▶ Exercise directions: All of the records listed below should be retyped exactly.

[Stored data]
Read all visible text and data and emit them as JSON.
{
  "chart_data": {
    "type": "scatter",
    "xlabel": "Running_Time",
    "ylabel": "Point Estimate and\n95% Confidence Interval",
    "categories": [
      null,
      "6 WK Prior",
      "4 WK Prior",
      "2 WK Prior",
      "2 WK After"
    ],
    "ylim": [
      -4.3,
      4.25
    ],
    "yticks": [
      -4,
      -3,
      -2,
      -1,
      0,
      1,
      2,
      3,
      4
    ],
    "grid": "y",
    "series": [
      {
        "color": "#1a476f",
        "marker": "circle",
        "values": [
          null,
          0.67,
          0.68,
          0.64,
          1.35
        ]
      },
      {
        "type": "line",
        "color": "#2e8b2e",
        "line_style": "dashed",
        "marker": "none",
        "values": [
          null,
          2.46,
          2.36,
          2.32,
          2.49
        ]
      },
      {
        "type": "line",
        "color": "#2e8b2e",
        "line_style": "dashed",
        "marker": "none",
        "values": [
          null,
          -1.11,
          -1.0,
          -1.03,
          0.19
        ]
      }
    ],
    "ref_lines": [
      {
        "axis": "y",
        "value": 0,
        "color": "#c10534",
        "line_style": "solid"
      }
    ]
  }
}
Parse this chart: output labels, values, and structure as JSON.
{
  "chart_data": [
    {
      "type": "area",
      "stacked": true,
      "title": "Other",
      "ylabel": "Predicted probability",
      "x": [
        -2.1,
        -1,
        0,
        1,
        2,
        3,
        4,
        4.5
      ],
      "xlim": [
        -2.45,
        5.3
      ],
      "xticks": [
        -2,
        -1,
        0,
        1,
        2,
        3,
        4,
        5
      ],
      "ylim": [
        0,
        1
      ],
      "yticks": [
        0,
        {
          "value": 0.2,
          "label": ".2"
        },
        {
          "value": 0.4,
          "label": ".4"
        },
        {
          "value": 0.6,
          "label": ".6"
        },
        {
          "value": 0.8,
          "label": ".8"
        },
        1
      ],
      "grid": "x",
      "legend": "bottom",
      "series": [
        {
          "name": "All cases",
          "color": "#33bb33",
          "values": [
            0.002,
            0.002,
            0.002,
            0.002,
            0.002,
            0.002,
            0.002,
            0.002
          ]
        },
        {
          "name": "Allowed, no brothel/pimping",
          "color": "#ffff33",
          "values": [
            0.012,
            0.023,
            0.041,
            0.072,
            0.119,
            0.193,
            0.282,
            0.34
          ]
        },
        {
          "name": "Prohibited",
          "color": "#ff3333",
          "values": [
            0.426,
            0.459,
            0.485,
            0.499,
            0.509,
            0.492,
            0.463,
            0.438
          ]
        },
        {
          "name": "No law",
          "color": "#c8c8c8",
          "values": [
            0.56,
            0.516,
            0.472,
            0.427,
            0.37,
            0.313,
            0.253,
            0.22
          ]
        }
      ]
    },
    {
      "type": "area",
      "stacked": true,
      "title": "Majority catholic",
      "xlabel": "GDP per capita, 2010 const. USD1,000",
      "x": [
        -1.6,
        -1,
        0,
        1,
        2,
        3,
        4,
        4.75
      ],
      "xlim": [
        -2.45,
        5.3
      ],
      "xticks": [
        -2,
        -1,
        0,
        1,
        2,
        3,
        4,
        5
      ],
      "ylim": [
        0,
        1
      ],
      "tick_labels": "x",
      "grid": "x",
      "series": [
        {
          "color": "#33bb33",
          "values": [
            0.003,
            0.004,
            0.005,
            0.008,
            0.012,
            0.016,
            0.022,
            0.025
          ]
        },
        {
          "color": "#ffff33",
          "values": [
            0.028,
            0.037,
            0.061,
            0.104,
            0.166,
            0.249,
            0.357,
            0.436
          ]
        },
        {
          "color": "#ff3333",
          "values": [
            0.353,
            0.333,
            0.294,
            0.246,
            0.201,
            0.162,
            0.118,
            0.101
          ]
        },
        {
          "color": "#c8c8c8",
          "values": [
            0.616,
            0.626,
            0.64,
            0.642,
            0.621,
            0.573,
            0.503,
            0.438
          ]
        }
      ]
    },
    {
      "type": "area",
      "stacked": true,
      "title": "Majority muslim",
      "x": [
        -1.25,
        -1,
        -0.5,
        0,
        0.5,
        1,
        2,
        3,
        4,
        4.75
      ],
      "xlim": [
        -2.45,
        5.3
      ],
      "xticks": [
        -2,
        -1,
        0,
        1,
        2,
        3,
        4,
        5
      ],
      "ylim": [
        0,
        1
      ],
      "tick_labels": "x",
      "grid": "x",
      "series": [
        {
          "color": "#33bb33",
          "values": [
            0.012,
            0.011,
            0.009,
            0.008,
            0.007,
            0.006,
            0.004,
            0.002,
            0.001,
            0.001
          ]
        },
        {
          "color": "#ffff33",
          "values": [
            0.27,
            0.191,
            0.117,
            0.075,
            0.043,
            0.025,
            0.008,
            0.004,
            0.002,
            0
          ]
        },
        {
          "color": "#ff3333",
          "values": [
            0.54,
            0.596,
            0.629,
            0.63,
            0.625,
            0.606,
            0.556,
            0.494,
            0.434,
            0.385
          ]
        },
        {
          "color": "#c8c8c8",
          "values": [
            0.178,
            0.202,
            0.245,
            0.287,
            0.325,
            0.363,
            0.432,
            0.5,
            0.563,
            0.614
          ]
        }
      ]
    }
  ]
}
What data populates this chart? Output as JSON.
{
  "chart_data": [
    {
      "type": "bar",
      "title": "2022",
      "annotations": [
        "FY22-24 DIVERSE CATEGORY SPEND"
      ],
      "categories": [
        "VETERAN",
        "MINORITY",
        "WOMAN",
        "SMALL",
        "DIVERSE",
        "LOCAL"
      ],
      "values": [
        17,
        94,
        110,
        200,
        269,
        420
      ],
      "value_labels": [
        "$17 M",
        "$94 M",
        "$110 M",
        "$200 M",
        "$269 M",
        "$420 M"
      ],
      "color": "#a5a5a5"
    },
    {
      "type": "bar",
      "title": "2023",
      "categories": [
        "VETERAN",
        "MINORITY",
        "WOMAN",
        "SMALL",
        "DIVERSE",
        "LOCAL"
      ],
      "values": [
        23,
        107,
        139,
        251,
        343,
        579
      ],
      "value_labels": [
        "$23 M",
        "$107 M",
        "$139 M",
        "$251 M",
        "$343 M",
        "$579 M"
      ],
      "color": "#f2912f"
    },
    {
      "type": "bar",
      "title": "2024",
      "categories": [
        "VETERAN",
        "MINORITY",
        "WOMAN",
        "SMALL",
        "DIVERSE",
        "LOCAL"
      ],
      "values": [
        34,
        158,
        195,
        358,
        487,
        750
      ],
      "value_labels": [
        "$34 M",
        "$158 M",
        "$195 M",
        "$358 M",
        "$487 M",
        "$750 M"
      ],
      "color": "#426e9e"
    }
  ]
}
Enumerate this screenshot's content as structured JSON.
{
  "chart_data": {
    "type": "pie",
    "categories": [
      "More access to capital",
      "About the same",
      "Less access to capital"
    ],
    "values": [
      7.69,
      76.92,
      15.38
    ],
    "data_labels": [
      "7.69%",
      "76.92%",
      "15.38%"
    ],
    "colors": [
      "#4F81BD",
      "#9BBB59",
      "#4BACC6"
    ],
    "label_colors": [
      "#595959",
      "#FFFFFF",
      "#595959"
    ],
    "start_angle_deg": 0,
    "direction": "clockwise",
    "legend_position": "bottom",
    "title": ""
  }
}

▶ Exercise output:
Read all visible text and data and emit them as JSON.
{
  "chart_data": {
    "type": "scatter",
    "xlabel": "Running_Time",
    "ylabel": "Point Estimate and\n95% Confidence Interval",
    "categories": [
      null,
      "6 WK Prior",
      "4 WK Prior",
      "2 WK Prior",
      "2 WK After"
    ],
    "ylim": [
      -4.3,
      4.25
    ],
    "yticks": [
      -4,
      -3,
      -2,
      -1,
      0,
      1,
      2,
      3,
      4
    ],
    "grid": "y",
    "series": [
      {
        "color": "#1a476f",
        "marker": "circle",
        "values": [
          null,
          0.67,
          0.68,
          0.64,
          1.35
        ]
      },
      {
        "type": "line",
        "color": "#2e8b2e",
        "line_style": "dashed",
        "marker": "none",
        "values": [
          null,
          2.46,
          2.36,
          2.32,
          2.49
        ]
      },
      {
        "type": "line",
        "color": "#2e8b2e",
        "line_style": "dashed",
        "marker": "none",
        "values": [
          null,
          -1.11,
          -1.0,
          -1.03,
          0.19
        ]
      }
    ],
    "ref_lines": [
      {
        "axis": "y",
        "value": 0,
        "color": "#c10534",
        "line_style": "solid"
      }
    ]
  }
}
Parse this chart: output labels, values, and structure as JSON.
{
  "chart_data": [
    {
      "type": "area",
      "stacked": true,
      "title": "Other",
      "ylabel": "Predicted probability",
      "x": [
        -2.1,
        -1,
        0,
        1,
        2,
        3,
        4,
        4.5
      ],
      "xlim": [
        -2.45,
        5.3
      ],
      "xticks": [
        -2,
        -1,
        0,
        1,
        2,
        3,
        4,
        5
      ],
      "ylim": [
        0,
        1
      ],
      "yticks": [
        0,
        {
          "value": 0.2,
          "label": ".2"
        },
        {
          "value": 0.4,
          "label": ".4"
        },
        {
          "value": 0.6,
          "label": ".6"
        },
        {
          "value": 0.8,
          "label": ".8"
        },
        1
      ],
      "grid": "x",
      "legend": "bottom",
      "series": [
        {
          "name": "All cases",
          "color": "#33bb33",
          "values": [
            0.002,
            0.002,
            0.002,
            0.002,
            0.002,
            0.002,
            0.002,
            0.002
          ]
        },
        {
          "name": "Allowed, no brothel/pimping",
          "color": "#ffff33",
          "values": [
            0.012,
            0.023,
            0.041,
            0.072,
            0.119,
            0.193,
            0.282,
            0.34
          ]
        },
        {
          "name": "Prohibited",
          "color": "#ff3333",
          "values": [
            0.426,
            0.459,
            0.485,
            0.499,
            0.509,
            0.492,
            0.463,
            0.438
          ]
        },
        {
          "name": "No law",
          "color": "#c8c8c8",
          "values": [
            0.56,
            0.516,
            0.472,
            0.427,
            0.37,
            0.313,
            0.253,
            0.22
          ]
        }
      ]
    },
    {
      "type": "area",
      "stacked": true,
      "title": "Majority catholic",
      "xlabel": "GDP per capita, 2010 const. USD1,000",
      "x": [
        -1.6,
        -1,
        0,
        1,
        2,
        3,
        4,
        4.75
      ],
      "xlim": [
        -2.45,
        5.3
      ],
      "xticks": [
        -2,
        -1,
        0,
        1,
        2,
        3,
        4,
        5
      ],
      "ylim": [
        0,
        1
      ],
      "tick_labels": "x",
      "grid": "x",
      "series": [
        {
          "color": "#33bb33",
          "values": [
            0.003,
            0.004,
            0.005,
            0.008,
            0.012,
            0.016,
            0.022,
            0.025
          ]
        },
        {
          "color": "#ffff33",
          "values": [
            0.028,
            0.037,
            0.061,
            0.104,
            0.166,
            0.249,
            0.357,
            0.436
          ]
        },
        {
          "color": "#ff3333",
          "values": [
            0.353,
            0.333,
            0.294,
            0.246,
            0.201,
            0.162,
            0.118,
            0.101
          ]
        },
        {
          "color": "#c8c8c8",
          "values": [
            0.616,
            0.626,
            0.64,
            0.642,
            0.621,
            0.573,
            0.503,
            0.438
          ]
        }
      ]
    },
    {
      "type": "area",
      "stacked": true,
      "title": "Majority muslim",
      "x": [
        -1.25,
        -1,
        -0.5,
        0,
        0.5,
        1,
        2,
        3,
        4,
        4.75
      ],
      "xlim": [
        -2.45,
        5.3
      ],
      "xticks": [
        -2,
        -1,
        0,
        1,
        2,
        3,
        4,
        5
      ],
      "ylim": [
        0,
        1
      ],
      "tick_labels": "x",
      "grid": "x",
      "series": [
        {
          "color": "#33bb33",
          "values": [
            0.012,
            0.011,
            0.009,
            0.008,
            0.007,
            0.006,
            0.004,
            0.002,
            0.001,
            0.001
          ]
        },
        {
          "color": "#ffff33",
          "values": [
            0.27,
            0.191,
            0.117,
            0.075,
            0.043,
            0.025,
            0.008,
            0.004,
            0.002,
            0
          ]
        },
        {
          "color": "#ff3333",
          "values": [
            0.54,
            0.596,
            0.629,
            0.63,
            0.625,
            0.606,
            0.556,
            0.494,
            0.434,
            0.385
          ]
        },
        {
          "color": "#c8c8c8",
          "values": [
            0.178,
            0.202,
            0.245,
            0.287,
            0.325,
            0.363,
            0.432,
            0.5,
            0.563,
            0.614
          ]
        }
      ]
    }
  ]
}
What data populates this chart? Output as JSON.
{
  "chart_data": [
    {
      "type": "bar",
      "title": "2022",
      "annotations": [
        "FY22-24 DIVERSE CATEGORY SPEND"
      ],
      "categories": [
        "VETERAN",
        "MINORITY",
        "WOMAN",
        "SMALL",
        "DIVERSE",
        "LOCAL"
      ],
      "values": [
        17,
        94,
        110,
        200,
        269,
        420
      ],
      "value_labels": [
        "$17 M",
        "$94 M",
        "$110 M",
        "$200 M",
        "$269 M",
        "$420 M"
      ],
      "color": "#a5a5a5"
    },
    {
      "type": "bar",
      "title": "2023",
      "categories": [
        "VETERAN",
        "MINORITY",
        "WOMAN",
        "SMALL",
        "DIVERSE",
        "LOCAL"
      ],
      "values": [
        23,
        107,
        139,
        251,
        343,
        579
      ],
      "value_labels": [
        "$23 M",
        "$107 M",
        "$139 M",
        "$251 M",
        "$343 M",
        "$579 M"
      ],
      "color": "#f2912f"
    },
    {
      "type": "bar",
      "title": "2024",
      "categories": [
        "VETERAN",
        "MINORITY",
        "WOMAN",
        "SMALL",
        "DIVERSE",
        "LOCAL"
      ],
      "values": [
        34,
        158,
        195,
        358,
        487,
        750
      ],
      "value_labels": [
        "$34 M",
        "$158 M",
        "$195 M",
        "$358 M",
        "$487 M",
        "$750 M"
      ],
      "color": "#426e9e"
    }
  ]
}
Enumerate this screenshot's content as structured JSON.
{
  "chart_data": {
    "type": "pie",
    "categories": [
      "More access to capital",
      "About the same",
      "Less access to capital"
    ],
    "values": [
      7.69,
      76.92,
      15.38
    ],
    "data_labels": [
      "7.69%",
      "76.92%",
      "15.38%"
    ],
    "colors": [
      "#4F81BD",
      "#9BBB59",
      "#4BACC6"
    ],
    "label_colors": [
      "#595959",
      "#FFFFFF",
      "#595959"
    ],
    "start_angle_deg": 0,
    "direction": "clockwise",
    "legend_position": "bottom",
    "title": ""
  }
}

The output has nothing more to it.